***** Data extract

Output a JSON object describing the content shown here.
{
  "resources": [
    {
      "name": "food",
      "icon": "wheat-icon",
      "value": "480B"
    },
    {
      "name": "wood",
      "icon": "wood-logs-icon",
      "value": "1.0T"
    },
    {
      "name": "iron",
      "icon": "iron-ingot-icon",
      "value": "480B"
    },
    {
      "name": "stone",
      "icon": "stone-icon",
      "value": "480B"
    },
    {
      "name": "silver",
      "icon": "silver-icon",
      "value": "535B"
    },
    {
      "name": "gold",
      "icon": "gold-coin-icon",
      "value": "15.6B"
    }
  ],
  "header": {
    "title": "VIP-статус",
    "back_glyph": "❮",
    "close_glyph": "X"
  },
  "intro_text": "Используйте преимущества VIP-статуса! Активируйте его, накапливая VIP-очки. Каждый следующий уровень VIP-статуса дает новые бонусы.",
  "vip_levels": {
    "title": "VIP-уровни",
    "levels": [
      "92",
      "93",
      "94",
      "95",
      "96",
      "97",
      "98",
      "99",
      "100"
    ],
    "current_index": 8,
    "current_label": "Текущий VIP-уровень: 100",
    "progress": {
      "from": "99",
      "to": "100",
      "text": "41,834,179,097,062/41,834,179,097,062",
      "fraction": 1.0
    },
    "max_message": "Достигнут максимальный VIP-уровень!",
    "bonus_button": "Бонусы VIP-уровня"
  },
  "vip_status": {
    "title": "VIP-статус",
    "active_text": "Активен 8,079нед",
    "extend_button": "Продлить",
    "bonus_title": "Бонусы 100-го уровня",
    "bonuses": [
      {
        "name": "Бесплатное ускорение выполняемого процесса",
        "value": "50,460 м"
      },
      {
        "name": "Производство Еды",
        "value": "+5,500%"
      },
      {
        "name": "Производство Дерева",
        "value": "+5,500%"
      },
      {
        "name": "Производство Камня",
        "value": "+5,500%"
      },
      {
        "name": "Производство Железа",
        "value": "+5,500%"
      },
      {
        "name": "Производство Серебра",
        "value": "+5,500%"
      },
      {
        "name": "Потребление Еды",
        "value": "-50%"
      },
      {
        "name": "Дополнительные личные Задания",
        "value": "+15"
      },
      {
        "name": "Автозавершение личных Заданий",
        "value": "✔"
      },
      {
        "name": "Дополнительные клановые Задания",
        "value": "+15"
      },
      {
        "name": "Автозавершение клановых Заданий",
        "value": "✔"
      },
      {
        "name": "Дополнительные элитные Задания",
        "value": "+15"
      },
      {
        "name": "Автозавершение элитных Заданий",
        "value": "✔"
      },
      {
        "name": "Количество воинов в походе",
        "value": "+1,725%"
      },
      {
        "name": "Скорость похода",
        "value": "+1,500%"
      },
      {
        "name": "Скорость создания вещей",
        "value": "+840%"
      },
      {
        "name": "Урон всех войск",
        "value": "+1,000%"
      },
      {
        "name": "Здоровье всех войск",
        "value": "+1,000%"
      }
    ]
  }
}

**********

Your task is to quote the listing above word for word.

Output a JSON object describing the content shown here.
{
  "resources": [
    {
      "name": "food",
      "icon": "wheat-icon",
      "value": "480B"
    },
    {
      "name": "wood",
      "icon": "wood-logs-icon",
      "value": "1.0T"
    },
    {
      "name": "iron",
      "icon": "iron-ingot-icon",
      "value": "480B"
    },
    {
      "name": "stone",
      "icon": "stone-icon",
      "value": "480B"
    },
    {
      "name": "silver",
      "icon": "silver-icon",
      "value": "535B"
    },
    {
      "name": "gold",
      "icon": "gold-coin-icon",
      "value": "15.6B"
    }
  ],
  "header": {
    "title": "VIP-статус",
    "back_glyph": "❮",
    "close_glyph": "X"
  },
  "intro_text": "Используйте преимущества VIP-статуса! Активируйте его, накапливая VIP-очки. Каждый следующий уровень VIP-статуса дает новые бонусы.",
  "vip_levels": {
    "title": "VIP-уровни",
    "levels": [
      "92",
      "93",
      "94",
      "95",
      "96",
      "97",
      "98",
      "99",
      "100"
    ],
    "current_index": 8,
    "current_label": "Текущий VIP-уровень: 100",
    "progress": {
      "from": "99",
      "to": "100",
      "text": "41,834,179,097,062/41,834,179,097,062",
      "fraction": 1.0
    },
    "max_message": "Достигнут максимальный VIP-уровень!",
    "bonus_button": "Бонусы VIP-уровня"
  },
  "vip_status": {
    "title": "VIP-статус",
    "active_text": "Активен 8,079нед",
    "extend_button": "Продлить",
    "bonus_title": "Бонусы 100-го уровня",
    "bonuses": [
      {
        "name": "Бесплатное ускорение выполняемого процесса",
        "value": "50,460 м"
      },
      {
        "name": "Производство Еды",
        "value": "+5,500%"
      },
      {
        "name": "Производство Дерева",
        "value": "+5,500%"
      },
      {
        "name": "Производство Камня",
        "value": "+5,500%"
      },
      {
        "name": "Производство Железа",
        "value": "+5,500%"
      },
      {
        "name": "Производство Серебра",
        "value": "+5,500%"
      },
      {
        "name": "Потребление Еды",
        "value": "-50%"
      },
      {
        "name": "Дополнительные личные Задания",
        "value": "+15"
      },
      {
        "name": "Автозавершение личных Заданий",
        "value": "✔"
      },
      {
        "name": "Дополнительные клановые Задания",
        "value": "+15"
      },
      {
        "name": "Автозавершение клановых Заданий",
        "value": "✔"
      },
      {
        "name": "Дополнительные элитные Задания",
        "value": "+15"
      },
      {
        "name": "Автозавершение элитных Заданий",
        "value": "✔"
      },
      {
        "name": "Количество воинов в походе",
        "value": "+1,725%"
      },
      {
        "name": "Скорость похода",
        "value": "+1,500%"
      },
      {
        "name": "Скорость создания вещей",
        "value": "+840%"
      },
      {
        "name": "Урон всех войск",
        "value": "+1,000%"
      },
      {
        "name": "Здоровье всех войск",
        "value": "+1,000%"
      }
    ]
  }
}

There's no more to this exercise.